Task requirements ▸
**a.** Please decide whether each statement agrees with the passage on double-decker plane seats and Sydney's first wave pool, answering yes or no and quoting the deciding words: (i) completion of UrbnSurf's Sydney wave pool is expected in early 2024; (ii) double-decker seating is already in use on long-haul flights; (iii) UrbnSurf's Melbourne wave pool has operated since 2021.
**b.** According to the passage on double-decker plane seats and Sydney's first wave pool, where in Sydney is UrbnSurf opening its wave pool?

Provided passage ▸
□ □ □ □ □ □ □

While the Skynest and Skycouch have been hailed as universal winners, we’re not quite sure about the double decker concept, which has been floated in recent days as another potential innovation in the air.

The double-decker conceivably means more seats could be squeezed into a plan, and you would think more leg room down low.

The downside would be having the seat in front of you a few inches from your face at all times. It doesn’t look too comforting.

It is only a concept at this stage, but we couldn’t imagine many things much more claustrophobic than this seating arrangement for a long haul flight.

Credit: Archbishop of Banterbury

Sydney’s first wave pool

The surf revolution is well and truly underway.

UrbnSurf is opening the first wave pool in New South Wales at Olympic Park in Sydney, with completion expected in early-2024.

Surfing actually has a higher participation rate in New South Wales than Rugby League (2x), Basketball, Netball, Cricket, Hockey, Squash, Volleyball, AFL, Yoga and Fishing. Yet there are only so many beaches with decent waves, seemingly not enough to accommodate everyone.

The result? Turf wars and kook slams as every man and their dog (literally, see below) fight for a tiny piece of the ocean to get a wave on.


Enter wave pools: waves on cue, to thousands of people every single day, using the Wavegarden technology that closely intimates specific waves over and over again.

Wave pools are not a new thing, and UrbnSurf has actually been pumping in Melbourne since 2019. Prior to that the U.S. had a few of these bad bois before anyone else.

□ □ □ □ □ □ □

Exercise data ▸
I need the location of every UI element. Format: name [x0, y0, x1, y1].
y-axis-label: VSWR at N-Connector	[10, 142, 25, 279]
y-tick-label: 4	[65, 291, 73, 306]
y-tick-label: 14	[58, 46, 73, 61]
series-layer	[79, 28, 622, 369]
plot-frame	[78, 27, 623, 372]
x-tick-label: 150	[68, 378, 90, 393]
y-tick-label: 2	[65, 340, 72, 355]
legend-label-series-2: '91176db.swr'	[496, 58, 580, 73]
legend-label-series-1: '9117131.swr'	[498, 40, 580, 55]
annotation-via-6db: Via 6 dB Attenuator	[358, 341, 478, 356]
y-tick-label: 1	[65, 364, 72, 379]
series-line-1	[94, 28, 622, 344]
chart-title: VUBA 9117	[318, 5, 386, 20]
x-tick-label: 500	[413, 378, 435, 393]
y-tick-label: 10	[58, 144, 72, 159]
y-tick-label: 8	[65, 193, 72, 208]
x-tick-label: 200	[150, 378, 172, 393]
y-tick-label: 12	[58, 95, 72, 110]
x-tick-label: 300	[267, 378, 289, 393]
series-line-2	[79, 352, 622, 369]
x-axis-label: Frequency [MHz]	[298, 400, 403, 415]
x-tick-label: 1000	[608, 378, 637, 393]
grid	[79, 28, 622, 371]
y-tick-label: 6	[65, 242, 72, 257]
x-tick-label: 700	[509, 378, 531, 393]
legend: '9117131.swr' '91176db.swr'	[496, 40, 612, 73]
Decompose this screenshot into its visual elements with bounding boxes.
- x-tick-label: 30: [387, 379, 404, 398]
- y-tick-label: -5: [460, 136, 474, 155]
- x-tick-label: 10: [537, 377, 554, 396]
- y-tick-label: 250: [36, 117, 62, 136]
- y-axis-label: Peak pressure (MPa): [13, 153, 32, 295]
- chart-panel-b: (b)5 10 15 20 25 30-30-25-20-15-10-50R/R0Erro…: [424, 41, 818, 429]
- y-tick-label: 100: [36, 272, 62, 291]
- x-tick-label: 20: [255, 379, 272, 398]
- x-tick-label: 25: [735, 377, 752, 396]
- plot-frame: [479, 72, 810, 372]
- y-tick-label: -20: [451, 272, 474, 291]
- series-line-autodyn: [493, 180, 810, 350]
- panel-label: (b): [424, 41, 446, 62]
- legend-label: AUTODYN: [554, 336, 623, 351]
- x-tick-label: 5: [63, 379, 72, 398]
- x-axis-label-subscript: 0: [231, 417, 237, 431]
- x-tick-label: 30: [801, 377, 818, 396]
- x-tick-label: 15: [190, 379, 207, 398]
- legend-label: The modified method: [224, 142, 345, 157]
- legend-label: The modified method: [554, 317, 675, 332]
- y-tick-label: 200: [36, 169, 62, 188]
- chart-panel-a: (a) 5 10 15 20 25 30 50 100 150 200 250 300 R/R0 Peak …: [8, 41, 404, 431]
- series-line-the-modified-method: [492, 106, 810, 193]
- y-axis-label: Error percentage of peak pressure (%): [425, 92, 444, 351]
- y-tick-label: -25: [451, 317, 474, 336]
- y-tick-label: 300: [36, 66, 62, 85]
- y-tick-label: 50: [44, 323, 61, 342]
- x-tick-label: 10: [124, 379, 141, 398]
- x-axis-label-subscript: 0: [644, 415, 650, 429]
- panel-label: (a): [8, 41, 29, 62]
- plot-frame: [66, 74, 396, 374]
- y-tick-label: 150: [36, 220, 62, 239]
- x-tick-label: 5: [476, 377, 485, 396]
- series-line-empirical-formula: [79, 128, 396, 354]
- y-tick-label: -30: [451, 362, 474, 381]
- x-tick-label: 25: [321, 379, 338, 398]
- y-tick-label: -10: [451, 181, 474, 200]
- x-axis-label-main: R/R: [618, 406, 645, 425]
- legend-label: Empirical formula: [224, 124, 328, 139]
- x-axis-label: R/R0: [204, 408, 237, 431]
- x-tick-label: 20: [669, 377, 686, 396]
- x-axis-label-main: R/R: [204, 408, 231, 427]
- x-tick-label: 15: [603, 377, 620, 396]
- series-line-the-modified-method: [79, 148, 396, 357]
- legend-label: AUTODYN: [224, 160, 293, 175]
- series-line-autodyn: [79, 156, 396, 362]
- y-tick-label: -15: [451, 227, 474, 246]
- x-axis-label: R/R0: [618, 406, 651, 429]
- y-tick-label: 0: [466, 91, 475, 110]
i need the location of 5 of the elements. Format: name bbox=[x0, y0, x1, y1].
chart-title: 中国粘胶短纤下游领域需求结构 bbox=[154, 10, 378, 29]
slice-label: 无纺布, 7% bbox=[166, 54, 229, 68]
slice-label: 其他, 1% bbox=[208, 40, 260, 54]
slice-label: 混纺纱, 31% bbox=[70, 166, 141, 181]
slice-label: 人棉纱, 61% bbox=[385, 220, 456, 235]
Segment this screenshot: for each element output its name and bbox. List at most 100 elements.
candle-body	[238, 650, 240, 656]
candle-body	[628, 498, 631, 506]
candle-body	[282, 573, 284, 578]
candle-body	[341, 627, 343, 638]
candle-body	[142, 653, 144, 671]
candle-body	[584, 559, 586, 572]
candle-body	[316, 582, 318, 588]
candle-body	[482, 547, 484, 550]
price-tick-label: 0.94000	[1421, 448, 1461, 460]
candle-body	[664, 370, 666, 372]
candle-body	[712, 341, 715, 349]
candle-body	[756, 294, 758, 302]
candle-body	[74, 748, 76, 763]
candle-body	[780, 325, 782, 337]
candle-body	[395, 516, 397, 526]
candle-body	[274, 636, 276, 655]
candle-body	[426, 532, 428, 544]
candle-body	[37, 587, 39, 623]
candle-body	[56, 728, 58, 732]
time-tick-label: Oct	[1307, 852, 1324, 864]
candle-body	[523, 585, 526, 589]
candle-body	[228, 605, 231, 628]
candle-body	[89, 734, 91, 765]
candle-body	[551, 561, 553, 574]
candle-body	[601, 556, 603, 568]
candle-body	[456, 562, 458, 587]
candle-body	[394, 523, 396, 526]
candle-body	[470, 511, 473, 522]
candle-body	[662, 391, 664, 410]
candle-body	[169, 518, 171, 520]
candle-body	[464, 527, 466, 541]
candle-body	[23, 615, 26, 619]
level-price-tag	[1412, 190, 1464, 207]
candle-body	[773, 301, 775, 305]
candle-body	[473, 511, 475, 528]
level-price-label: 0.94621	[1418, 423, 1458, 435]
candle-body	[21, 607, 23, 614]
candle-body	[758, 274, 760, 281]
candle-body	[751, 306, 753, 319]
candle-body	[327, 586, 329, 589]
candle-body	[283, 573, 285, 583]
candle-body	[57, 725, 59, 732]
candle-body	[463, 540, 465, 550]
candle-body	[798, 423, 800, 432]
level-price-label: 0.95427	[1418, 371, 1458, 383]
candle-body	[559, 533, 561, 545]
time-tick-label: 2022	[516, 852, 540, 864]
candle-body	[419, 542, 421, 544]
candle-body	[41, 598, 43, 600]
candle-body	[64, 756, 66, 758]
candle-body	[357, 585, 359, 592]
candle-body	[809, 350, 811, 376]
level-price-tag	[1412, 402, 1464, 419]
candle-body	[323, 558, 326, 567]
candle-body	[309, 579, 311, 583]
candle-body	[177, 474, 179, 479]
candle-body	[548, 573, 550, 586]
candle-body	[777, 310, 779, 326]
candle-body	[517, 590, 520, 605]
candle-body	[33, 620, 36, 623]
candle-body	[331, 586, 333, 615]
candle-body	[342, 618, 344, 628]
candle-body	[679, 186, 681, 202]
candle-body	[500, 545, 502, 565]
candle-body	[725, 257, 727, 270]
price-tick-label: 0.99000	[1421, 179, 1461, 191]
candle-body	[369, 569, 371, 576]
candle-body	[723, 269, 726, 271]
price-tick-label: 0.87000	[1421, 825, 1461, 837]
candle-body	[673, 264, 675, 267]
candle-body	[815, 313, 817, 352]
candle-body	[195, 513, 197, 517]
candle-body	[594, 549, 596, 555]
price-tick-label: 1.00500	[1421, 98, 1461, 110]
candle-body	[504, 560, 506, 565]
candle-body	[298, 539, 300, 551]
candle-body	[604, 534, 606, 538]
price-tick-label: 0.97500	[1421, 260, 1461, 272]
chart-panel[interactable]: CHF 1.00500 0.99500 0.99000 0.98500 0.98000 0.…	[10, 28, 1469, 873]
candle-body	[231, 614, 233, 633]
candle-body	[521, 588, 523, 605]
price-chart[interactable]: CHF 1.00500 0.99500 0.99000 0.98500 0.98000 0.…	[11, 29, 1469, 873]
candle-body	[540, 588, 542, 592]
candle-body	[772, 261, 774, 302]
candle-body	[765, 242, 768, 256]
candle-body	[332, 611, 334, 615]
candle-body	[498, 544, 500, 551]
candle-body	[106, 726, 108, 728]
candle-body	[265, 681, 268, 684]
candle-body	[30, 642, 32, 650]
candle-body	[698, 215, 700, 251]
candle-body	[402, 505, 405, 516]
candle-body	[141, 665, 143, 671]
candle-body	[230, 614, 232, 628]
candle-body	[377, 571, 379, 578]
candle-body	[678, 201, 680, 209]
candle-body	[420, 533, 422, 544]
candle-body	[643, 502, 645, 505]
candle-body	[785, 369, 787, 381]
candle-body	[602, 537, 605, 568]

□ □ □ □ □ □ □

Numbered responses ▸
**a.**
(i) Yes: "with completion expected in early-2024."
(ii) No: "It is only a concept at this stage"
(iii) No: "UrbnSurf has actually been pumping in Melbourne since 2019."

**b.** At Olympic Park.